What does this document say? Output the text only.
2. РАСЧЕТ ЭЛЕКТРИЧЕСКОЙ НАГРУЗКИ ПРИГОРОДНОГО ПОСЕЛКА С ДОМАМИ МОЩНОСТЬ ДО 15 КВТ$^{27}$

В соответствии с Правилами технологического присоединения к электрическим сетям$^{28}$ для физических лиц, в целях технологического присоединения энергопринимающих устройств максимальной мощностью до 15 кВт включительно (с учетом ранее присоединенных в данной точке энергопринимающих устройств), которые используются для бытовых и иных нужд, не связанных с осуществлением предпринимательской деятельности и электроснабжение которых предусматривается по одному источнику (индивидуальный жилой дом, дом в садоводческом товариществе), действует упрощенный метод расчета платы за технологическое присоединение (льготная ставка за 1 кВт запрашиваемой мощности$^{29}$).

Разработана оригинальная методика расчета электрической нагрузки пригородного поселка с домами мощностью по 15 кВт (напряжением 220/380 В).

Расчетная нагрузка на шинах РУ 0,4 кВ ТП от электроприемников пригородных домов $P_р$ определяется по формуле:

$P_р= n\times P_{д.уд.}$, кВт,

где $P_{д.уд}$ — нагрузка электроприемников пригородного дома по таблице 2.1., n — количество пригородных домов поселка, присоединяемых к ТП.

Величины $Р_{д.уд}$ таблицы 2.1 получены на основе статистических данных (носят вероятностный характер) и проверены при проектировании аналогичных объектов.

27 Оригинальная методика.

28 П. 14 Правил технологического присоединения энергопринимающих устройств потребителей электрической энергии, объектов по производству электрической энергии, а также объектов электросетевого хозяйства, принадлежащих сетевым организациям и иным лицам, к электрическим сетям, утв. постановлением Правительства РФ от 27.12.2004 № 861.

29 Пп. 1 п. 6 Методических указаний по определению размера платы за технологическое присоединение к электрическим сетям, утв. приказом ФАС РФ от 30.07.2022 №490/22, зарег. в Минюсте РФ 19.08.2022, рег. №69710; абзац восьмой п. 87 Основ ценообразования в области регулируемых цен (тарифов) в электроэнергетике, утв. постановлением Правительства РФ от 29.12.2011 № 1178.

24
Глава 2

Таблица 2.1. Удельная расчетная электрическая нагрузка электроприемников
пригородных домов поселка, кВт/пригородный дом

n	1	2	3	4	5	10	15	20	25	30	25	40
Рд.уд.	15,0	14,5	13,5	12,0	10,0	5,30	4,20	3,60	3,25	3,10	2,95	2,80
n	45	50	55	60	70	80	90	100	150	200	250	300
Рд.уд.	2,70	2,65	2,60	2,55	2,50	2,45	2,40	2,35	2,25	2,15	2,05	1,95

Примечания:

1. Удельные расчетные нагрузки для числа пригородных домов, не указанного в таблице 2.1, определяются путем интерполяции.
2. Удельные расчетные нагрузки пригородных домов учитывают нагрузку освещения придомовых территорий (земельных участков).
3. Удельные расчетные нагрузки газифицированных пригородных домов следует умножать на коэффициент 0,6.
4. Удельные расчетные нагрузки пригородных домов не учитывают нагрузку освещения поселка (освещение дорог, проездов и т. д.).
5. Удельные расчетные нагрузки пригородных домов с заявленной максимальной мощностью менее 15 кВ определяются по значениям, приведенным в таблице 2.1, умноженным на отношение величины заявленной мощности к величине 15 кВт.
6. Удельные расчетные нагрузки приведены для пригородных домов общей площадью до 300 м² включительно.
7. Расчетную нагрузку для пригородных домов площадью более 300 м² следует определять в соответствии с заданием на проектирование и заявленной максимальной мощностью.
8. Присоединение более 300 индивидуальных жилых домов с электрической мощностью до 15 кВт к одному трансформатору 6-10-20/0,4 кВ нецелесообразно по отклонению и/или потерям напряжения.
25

• [Your task]: From the entries above, copy every line where the word "соответствии" shows up.

• [Response]:
В соответствии с Правилами технологического присоединения к электрическим сетям$^{28}$ для физических лиц, в целях технологического присоединения энергопринимающих устройств максимальной мощностью до 15 кВт включительно (с учетом ранее присоединенных в данной точке энергопринимающих устройств), которые используются для бытовых и иных нужд, не связанных с осуществлением предпринимательской деятельности и электроснабжение которых предусматривается по одному источнику (индивидуальный жилой дом, дом в садоводческом товариществе), действует упрощенный метод расчета платы за технологическое присоединение (льготная ставка за 1 кВт запрашиваемой мощности$^{29}$).
7. Расчетную нагрузку для пригородных домов площадью более 300 м² следует определять в соответствии с заданием на проектирование и заявленной максимальной мощностью.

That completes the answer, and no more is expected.